= Given records =
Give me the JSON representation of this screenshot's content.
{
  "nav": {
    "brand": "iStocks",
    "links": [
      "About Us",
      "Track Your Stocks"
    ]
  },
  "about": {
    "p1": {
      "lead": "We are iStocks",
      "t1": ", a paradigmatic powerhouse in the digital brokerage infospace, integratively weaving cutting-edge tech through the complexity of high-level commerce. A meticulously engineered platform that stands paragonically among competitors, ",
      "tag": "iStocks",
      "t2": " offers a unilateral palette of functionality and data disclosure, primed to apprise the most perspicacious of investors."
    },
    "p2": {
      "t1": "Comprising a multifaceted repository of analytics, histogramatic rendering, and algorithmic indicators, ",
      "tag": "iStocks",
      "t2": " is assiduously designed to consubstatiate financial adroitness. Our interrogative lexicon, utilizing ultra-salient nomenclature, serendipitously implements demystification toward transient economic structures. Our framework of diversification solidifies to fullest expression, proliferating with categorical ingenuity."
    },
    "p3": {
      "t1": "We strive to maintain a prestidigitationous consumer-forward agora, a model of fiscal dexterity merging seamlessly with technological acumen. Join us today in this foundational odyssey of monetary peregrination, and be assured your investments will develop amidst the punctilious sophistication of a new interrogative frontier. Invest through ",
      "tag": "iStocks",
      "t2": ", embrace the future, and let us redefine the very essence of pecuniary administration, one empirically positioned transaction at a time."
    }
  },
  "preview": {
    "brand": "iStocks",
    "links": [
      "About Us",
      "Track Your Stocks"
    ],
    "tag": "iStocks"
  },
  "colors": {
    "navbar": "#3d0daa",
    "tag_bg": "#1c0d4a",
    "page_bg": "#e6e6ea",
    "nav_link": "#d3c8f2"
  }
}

= Problem description =
Using the listing above, state the number of lines that hold "this", with no other text.

= Written solution =
2